» **What is expected**
Turn the lines of the items into a Markdown table with the columns Row and Line, numbering each row and leaving out blank lines. Begin at the line that contains "svg-text:Kast: Kast [458, 237, 506, 264]" and stop after the line that contains "svg-text:10.29 m: 10.29".

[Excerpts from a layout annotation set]
-------------------------

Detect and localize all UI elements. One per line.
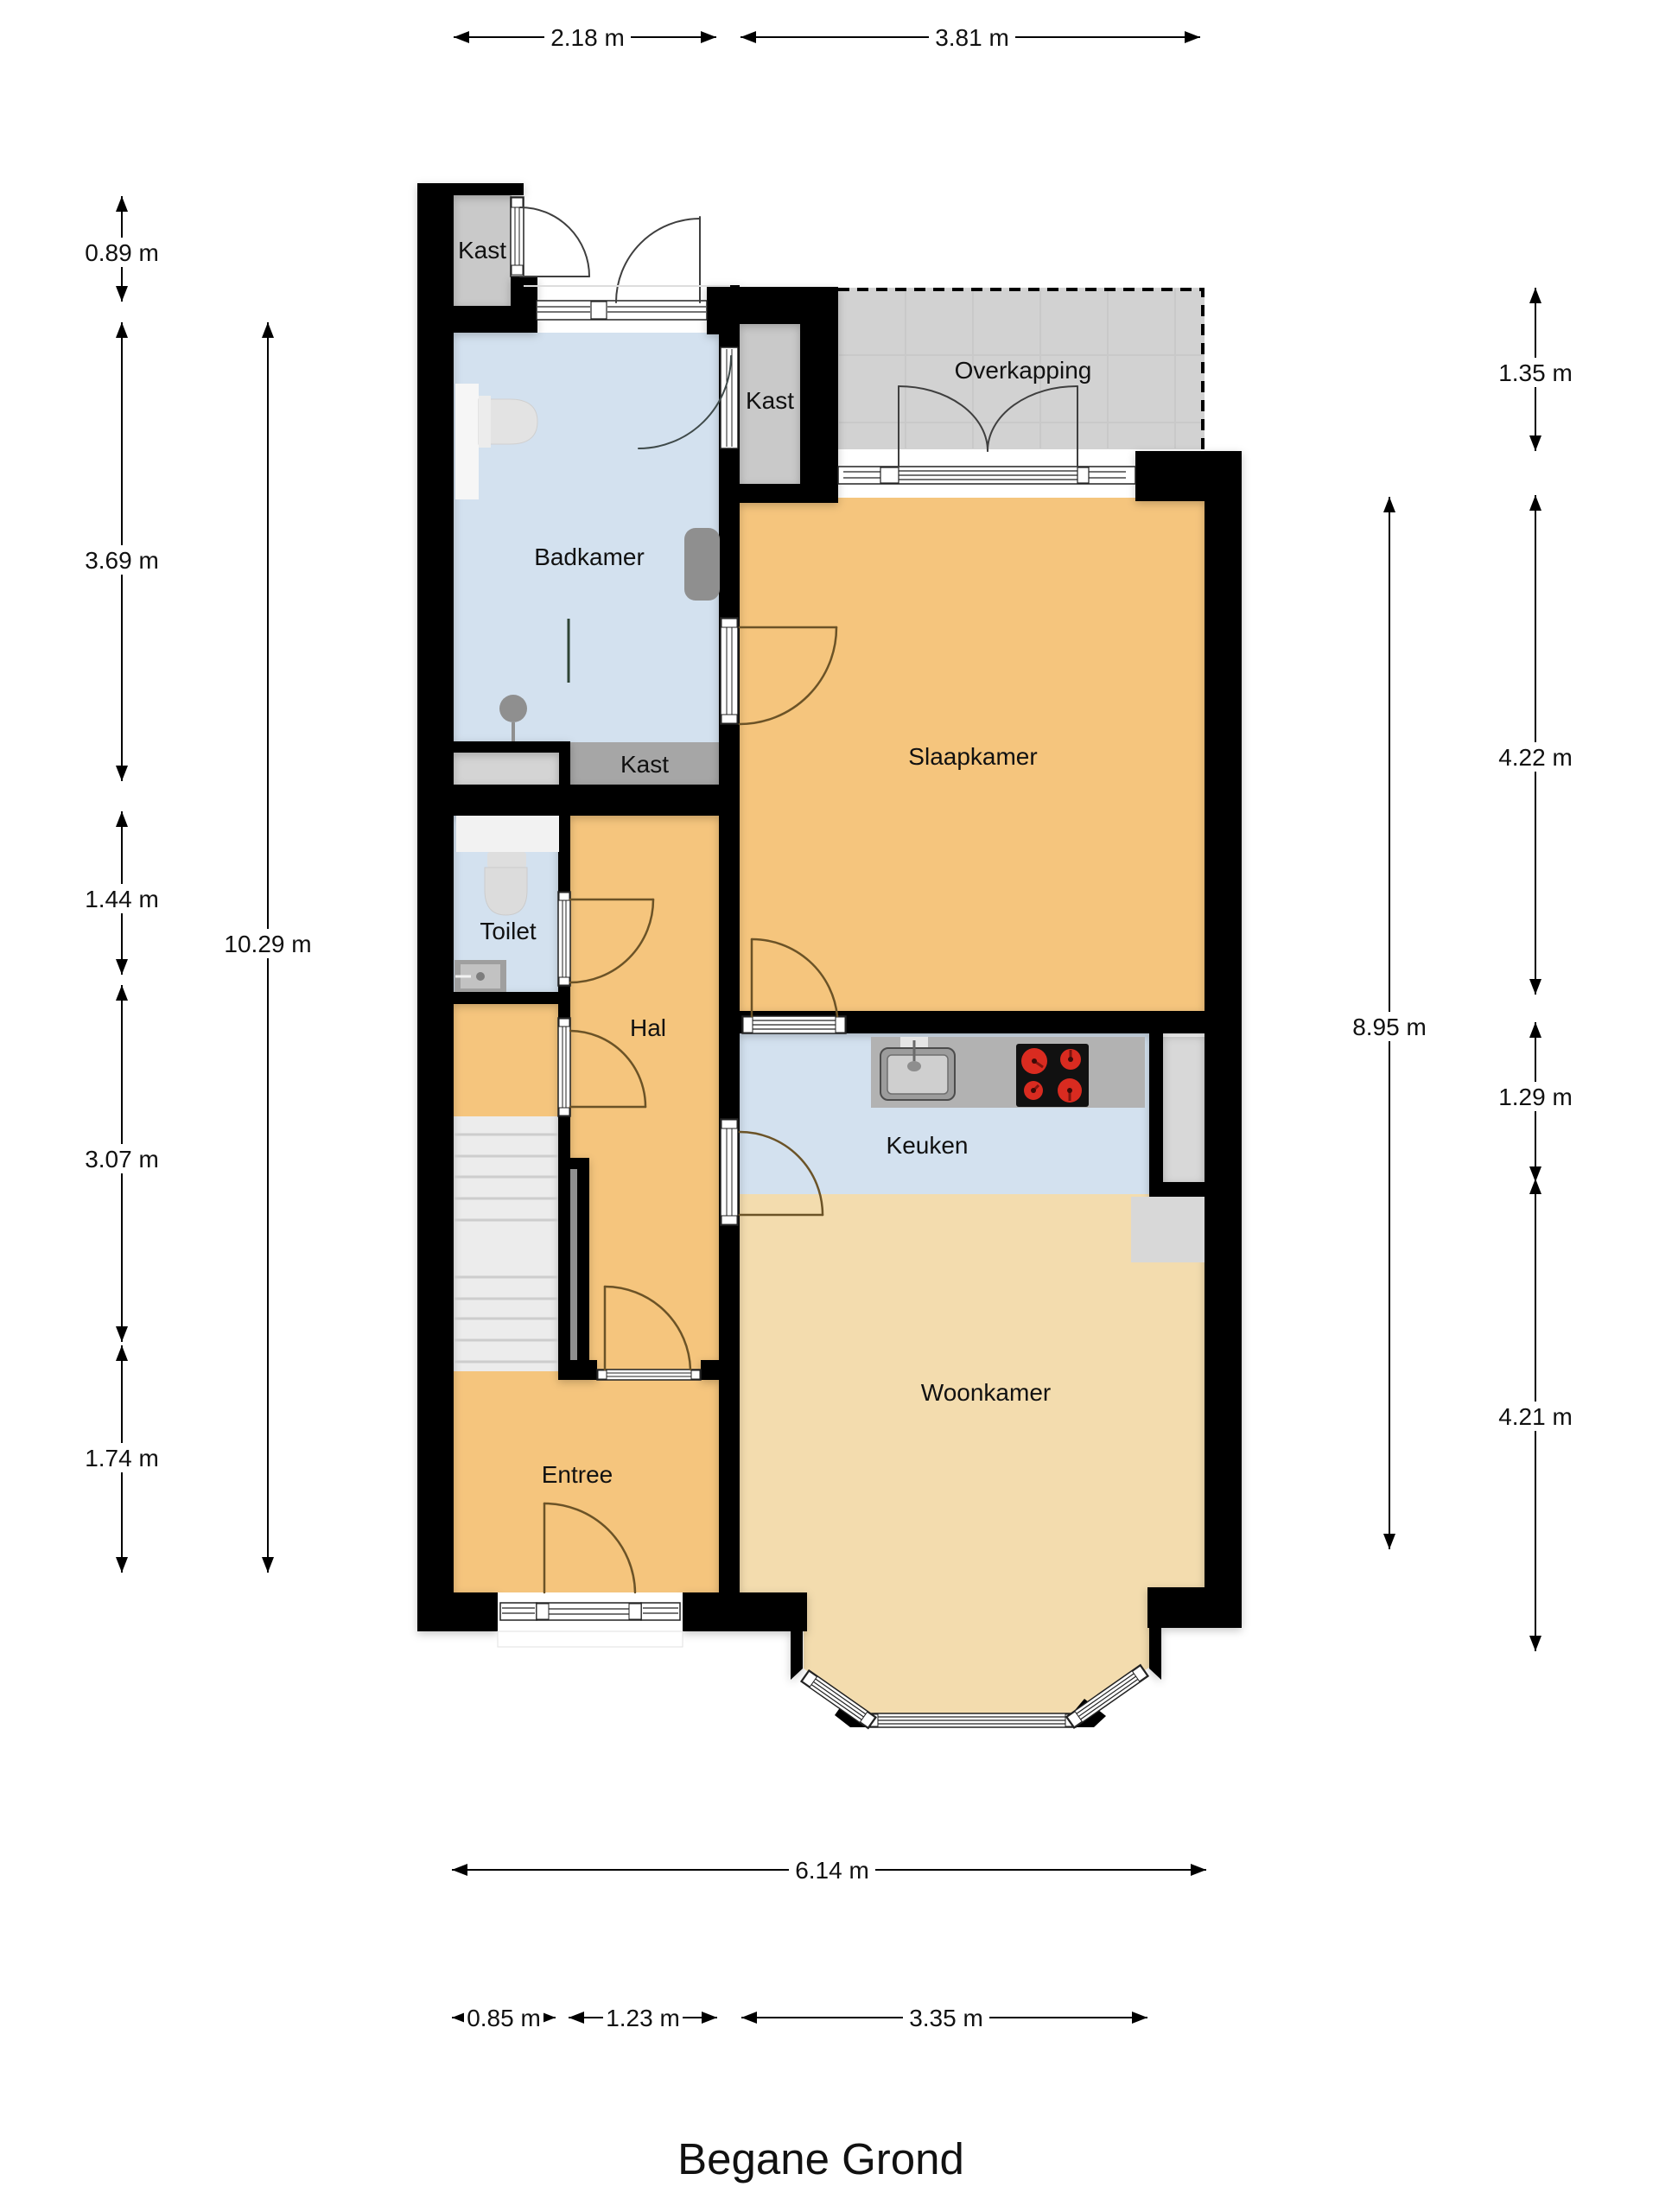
svg-text:Kast: Kast [458, 237, 506, 264]
svg-text:3.35 m: 3.35 m [909, 2005, 983, 2031]
svg-text:Entree: Entree [542, 1461, 613, 1488]
svg-text:1.23 m: 1.23 m [606, 2005, 680, 2031]
svg-text:Begane Grond: Begane Grond [677, 2134, 964, 2183]
svg-text:0.85 m: 0.85 m [467, 2005, 541, 2031]
svg-text:3.69 m: 3.69 m [85, 547, 159, 574]
svg-text:1.44 m: 1.44 m [85, 886, 159, 912]
svg-text:10.29 m: 10.29 m [224, 931, 311, 957]
svg-text:Slaapkamer: Slaapkamer [908, 743, 1037, 770]
svg-text:Kast: Kast [620, 751, 669, 778]
svg-text:Hal: Hal [630, 1014, 666, 1041]
svg-text:3.07 m: 3.07 m [85, 1146, 159, 1173]
svg-text:Kast: Kast [746, 387, 794, 414]
svg-text:3.81 m: 3.81 m [935, 24, 1009, 51]
svg-text:2.18 m: 2.18 m [550, 24, 625, 51]
svg-text:Toilet: Toilet [480, 918, 537, 944]
svg-text:1.29 m: 1.29 m [1498, 1084, 1573, 1110]
svg-text:Overkapping: Overkapping [955, 357, 1092, 384]
svg-text:4.22 m: 4.22 m [1498, 744, 1573, 771]
svg-text:Badkamer: Badkamer [534, 543, 645, 570]
svg-text:6.14 m: 6.14 m [795, 1857, 869, 1884]
svg-text:8.95 m: 8.95 m [1352, 1014, 1427, 1040]
svg-text:0.89 m: 0.89 m [85, 239, 159, 266]
svg-text:Woonkamer: Woonkamer [921, 1379, 1051, 1406]
svg-text:1.74 m: 1.74 m [85, 1445, 159, 1471]
svg-text:1.35 m: 1.35 m [1498, 359, 1573, 386]
svg-text:Keuken: Keuken [887, 1132, 969, 1159]
svg-text:4.21 m: 4.21 m [1498, 1403, 1573, 1430]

-------------------------

» **Right answer**
| Row | Line |
|---|---|
| 1 | svg-text:Kast: Kast [458, 237, 506, 264] |
| 2 | svg-text:3.35 m: 3.35 m [909, 2005, 983, 2031] |
| 3 | svg-text:Entree: Entree [542, 1461, 613, 1488] |
| 4 | svg-text:1.23 m: 1.23 m [606, 2005, 680, 2031] |
| 5 | svg-text:Begane Grond: Begane Grond [677, 2134, 964, 2183] |
| 6 | svg-text:0.85 m: 0.85 m [467, 2005, 541, 2031] |
| 7 | svg-text:3.69 m: 3.69 m [85, 547, 159, 574] |
| 8 | svg-text:1.44 m: 1.44 m [85, 886, 159, 912] |
| 9 | svg-text:10.29 m: 10.29 m [224, 931, 311, 957] |